SET EXERCISE »
Repeat every record below exactly as written.

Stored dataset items
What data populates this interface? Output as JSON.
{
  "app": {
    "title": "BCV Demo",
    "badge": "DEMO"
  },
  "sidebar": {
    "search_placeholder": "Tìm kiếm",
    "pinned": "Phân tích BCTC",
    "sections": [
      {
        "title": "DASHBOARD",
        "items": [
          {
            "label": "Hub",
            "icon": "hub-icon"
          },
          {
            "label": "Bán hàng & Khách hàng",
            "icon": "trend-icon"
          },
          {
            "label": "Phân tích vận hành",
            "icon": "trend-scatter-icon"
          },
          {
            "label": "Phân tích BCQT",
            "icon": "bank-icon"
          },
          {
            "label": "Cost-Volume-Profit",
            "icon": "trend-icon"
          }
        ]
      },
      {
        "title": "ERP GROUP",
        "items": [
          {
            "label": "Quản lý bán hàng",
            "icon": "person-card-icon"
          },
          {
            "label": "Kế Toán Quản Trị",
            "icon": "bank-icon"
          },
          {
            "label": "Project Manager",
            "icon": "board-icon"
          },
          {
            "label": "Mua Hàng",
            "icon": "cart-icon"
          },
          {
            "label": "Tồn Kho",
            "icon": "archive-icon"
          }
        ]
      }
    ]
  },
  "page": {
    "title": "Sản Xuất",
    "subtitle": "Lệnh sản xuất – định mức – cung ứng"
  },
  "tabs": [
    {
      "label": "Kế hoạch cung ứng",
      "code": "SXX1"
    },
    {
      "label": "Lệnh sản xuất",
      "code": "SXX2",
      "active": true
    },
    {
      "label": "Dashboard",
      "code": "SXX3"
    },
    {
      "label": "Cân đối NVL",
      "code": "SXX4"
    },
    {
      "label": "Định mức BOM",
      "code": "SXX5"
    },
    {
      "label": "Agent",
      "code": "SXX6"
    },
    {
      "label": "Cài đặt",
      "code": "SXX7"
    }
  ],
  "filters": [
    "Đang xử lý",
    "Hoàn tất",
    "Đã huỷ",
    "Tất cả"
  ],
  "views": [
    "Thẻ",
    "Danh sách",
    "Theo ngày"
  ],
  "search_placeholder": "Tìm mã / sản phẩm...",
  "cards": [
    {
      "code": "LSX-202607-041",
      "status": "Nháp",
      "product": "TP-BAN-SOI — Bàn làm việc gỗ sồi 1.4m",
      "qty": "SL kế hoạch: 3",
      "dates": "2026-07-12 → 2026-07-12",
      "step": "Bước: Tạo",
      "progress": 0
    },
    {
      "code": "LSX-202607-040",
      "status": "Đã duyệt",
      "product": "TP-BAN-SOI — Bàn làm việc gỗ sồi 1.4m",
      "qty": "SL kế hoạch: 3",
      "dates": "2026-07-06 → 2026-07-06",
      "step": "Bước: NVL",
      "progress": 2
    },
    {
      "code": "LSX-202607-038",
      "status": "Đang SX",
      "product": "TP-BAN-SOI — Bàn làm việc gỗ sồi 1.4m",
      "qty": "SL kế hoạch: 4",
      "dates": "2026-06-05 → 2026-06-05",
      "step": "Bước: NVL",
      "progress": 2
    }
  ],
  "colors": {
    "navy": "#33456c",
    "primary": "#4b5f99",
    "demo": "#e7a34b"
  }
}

RIGHT ANSWER »
What data populates this interface? Output as JSON.
{
  "app": {
    "title": "BCV Demo",
    "badge": "DEMO"
  },
  "sidebar": {
    "search_placeholder": "Tìm kiếm",
    "pinned": "Phân tích BCTC",
    "sections": [
      {
        "title": "DASHBOARD",
        "items": [
          {
            "label": "Hub",
            "icon": "hub-icon"
          },
          {
            "label": "Bán hàng & Khách hàng",
            "icon": "trend-icon"
          },
          {
            "label": "Phân tích vận hành",
            "icon": "trend-scatter-icon"
          },
          {
            "label": "Phân tích BCQT",
            "icon": "bank-icon"
          },
          {
            "label": "Cost-Volume-Profit",
            "icon": "trend-icon"
          }
        ]
      },
      {
        "title": "ERP GROUP",
        "items": [
          {
            "label": "Quản lý bán hàng",
            "icon": "person-card-icon"
          },
          {
            "label": "Kế Toán Quản Trị",
            "icon": "bank-icon"
          },
          {
            "label": "Project Manager",
            "icon": "board-icon"
          },
          {
            "label": "Mua Hàng",
            "icon": "cart-icon"
          },
          {
            "label": "Tồn Kho",
            "icon": "archive-icon"
          }
        ]
      }
    ]
  },
  "page": {
    "title": "Sản Xuất",
    "subtitle": "Lệnh sản xuất – định mức – cung ứng"
  },
  "tabs": [
    {
      "label": "Kế hoạch cung ứng",
      "code": "SXX1"
    },
    {
      "label": "Lệnh sản xuất",
      "code": "SXX2",
      "active": true
    },
    {
      "label": "Dashboard",
      "code": "SXX3"
    },
    {
      "label": "Cân đối NVL",
      "code": "SXX4"
    },
    {
      "label": "Định mức BOM",
      "code": "SXX5"
    },
    {
      "label": "Agent",
      "code": "SXX6"
    },
    {
      "label": "Cài đặt",
      "code": "SXX7"
    }
  ],
  "filters": [
    "Đang xử lý",
    "Hoàn tất",
    "Đã huỷ",
    "Tất cả"
  ],
  "views": [
    "Thẻ",
    "Danh sách",
    "Theo ngày"
  ],
  "search_placeholder": "Tìm mã / sản phẩm...",
  "cards": [
    {
      "code": "LSX-202607-041",
      "status": "Nháp",
      "product": "TP-BAN-SOI — Bàn làm việc gỗ sồi 1.4m",
      "qty": "SL kế hoạch: 3",
      "dates": "2026-07-12 → 2026-07-12",
      "step": "Bước: Tạo",
      "progress": 0
    },
    {
      "code": "LSX-202607-040",
      "status": "Đã duyệt",
      "product": "TP-BAN-SOI — Bàn làm việc gỗ sồi 1.4m",
      "qty": "SL kế hoạch: 3",
      "dates": "2026-07-06 → 2026-07-06",
      "step": "Bước: NVL",
      "progress": 2
    },
    {
      "code": "LSX-202607-038",
      "status": "Đang SX",
      "product": "TP-BAN-SOI — Bàn làm việc gỗ sồi 1.4m",
      "qty": "SL kế hoạch: 4",
      "dates": "2026-06-05 → 2026-06-05",
      "step": "Bước: NVL",
      "progress": 2
    }
  ],
  "colors": {
    "navy": "#33456c",
    "primary": "#4b5f99",
    "demo": "#e7a34b"
  }
}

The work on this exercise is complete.